TASK TO COMPLETE: List all lines of the data that include the string "which".

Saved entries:
----------

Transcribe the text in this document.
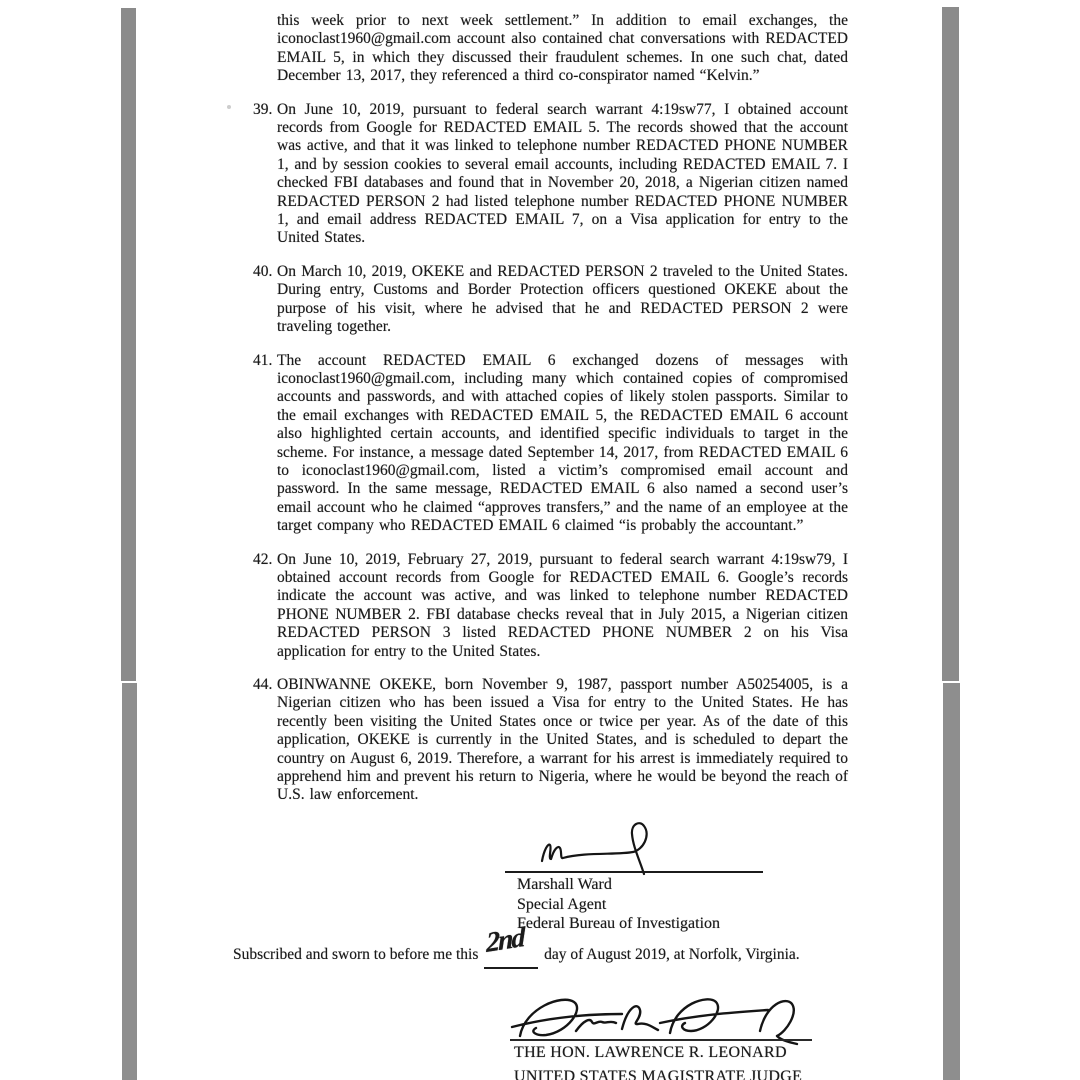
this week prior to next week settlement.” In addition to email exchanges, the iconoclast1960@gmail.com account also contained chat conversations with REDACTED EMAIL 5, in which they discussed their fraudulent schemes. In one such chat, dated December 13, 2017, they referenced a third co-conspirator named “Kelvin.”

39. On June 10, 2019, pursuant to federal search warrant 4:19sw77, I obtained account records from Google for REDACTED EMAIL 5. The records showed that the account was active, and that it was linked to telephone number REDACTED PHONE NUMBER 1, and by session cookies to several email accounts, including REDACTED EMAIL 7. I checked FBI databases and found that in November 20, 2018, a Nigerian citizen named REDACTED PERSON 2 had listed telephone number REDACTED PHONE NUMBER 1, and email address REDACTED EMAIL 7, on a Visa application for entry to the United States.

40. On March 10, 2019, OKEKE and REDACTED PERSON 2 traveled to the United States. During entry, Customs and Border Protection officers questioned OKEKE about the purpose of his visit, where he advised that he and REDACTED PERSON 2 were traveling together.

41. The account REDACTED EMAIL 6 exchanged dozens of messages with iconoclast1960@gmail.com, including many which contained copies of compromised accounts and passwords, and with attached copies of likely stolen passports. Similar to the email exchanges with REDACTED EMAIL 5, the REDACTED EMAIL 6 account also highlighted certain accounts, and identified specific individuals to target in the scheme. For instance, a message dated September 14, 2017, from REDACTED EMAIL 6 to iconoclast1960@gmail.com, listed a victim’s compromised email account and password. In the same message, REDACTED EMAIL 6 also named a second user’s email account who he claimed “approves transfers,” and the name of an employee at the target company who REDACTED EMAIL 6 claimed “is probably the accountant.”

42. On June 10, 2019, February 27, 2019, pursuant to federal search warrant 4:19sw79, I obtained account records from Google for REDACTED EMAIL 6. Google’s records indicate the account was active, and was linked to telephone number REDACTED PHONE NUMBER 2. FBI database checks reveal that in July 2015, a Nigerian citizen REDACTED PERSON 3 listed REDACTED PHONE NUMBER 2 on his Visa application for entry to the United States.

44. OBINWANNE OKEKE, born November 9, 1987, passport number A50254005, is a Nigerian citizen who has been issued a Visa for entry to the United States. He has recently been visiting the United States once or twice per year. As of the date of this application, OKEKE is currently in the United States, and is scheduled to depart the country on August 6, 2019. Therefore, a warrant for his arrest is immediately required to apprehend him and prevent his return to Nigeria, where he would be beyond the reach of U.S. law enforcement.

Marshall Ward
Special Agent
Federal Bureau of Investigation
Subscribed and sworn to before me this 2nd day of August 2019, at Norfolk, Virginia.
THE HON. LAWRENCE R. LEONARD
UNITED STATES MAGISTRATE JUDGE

----------

RESPONSE TO THE EXERCISE:
this week prior to next week settlement.” In addition to email exchanges, the iconoclast1960@gmail.com account also contained chat conversations with REDACTED EMAIL 5, in which they discussed their fraudulent schemes. In one such chat, dated December 13, 2017, they referenced a third co-conspirator named “Kelvin.”
41. The account REDACTED EMAIL 6 exchanged dozens of messages with iconoclast1960@gmail.com, including many which contained copies of compromised accounts and passwords, and with attached copies of likely stolen passports. Similar to the email exchanges with REDACTED EMAIL 5, the REDACTED EMAIL 6 account also highlighted certain accounts, and identified specific individuals to target in the scheme. For instance, a message dated September 14, 2017, from REDACTED EMAIL 6 to iconoclast1960@gmail.com, listed a victim’s compromised email account and password. In the same message, REDACTED EMAIL 6 also named a second user’s email account who he claimed “approves transfers,” and the name of an employee at the target company who REDACTED EMAIL 6 claimed “is probably the accountant.”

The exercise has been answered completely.